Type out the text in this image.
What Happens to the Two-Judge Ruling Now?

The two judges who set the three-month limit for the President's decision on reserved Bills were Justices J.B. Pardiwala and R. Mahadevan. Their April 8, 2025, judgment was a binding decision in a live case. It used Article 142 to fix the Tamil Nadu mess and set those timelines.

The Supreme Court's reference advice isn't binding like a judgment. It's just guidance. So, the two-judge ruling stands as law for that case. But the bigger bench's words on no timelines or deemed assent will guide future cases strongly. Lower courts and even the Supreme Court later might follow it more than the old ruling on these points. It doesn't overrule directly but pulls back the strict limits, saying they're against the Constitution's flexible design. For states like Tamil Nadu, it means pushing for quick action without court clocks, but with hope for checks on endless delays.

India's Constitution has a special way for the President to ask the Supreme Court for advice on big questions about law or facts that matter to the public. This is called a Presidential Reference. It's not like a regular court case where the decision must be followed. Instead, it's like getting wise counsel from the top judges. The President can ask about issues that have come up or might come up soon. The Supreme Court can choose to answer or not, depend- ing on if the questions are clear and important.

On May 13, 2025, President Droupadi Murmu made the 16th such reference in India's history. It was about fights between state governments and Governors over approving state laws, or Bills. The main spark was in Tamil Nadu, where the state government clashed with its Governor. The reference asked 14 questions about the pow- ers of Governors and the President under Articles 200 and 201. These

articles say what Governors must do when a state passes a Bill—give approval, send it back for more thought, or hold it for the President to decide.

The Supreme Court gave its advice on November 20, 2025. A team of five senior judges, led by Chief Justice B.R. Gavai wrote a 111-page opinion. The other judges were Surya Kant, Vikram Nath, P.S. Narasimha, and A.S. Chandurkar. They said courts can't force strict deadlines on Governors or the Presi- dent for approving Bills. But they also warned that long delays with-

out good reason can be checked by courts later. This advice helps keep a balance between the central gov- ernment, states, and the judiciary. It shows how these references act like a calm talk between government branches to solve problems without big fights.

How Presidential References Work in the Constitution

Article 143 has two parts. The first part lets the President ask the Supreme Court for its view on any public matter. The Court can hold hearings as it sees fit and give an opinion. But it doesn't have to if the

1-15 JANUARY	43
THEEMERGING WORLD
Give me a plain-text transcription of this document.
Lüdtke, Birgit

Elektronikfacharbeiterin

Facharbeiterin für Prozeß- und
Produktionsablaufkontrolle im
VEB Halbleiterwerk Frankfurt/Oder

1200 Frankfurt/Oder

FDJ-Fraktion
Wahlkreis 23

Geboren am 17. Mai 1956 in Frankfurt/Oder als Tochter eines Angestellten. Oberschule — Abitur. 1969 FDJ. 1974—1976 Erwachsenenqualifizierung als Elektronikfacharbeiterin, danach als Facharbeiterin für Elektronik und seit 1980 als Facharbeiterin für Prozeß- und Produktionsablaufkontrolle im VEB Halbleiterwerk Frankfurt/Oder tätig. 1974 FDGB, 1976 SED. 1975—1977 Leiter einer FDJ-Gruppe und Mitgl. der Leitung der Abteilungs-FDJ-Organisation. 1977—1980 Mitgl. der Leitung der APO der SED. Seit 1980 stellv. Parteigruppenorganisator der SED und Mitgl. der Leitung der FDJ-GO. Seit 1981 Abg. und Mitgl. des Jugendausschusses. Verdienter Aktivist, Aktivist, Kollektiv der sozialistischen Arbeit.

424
***
## TASK REQUIREMENTS
Locate the string "text" in the listing above and copy every line where it occurs.

## COMPLETE RESPONSE
Type out the text in this image.
Give me a plain-text transcription of this document.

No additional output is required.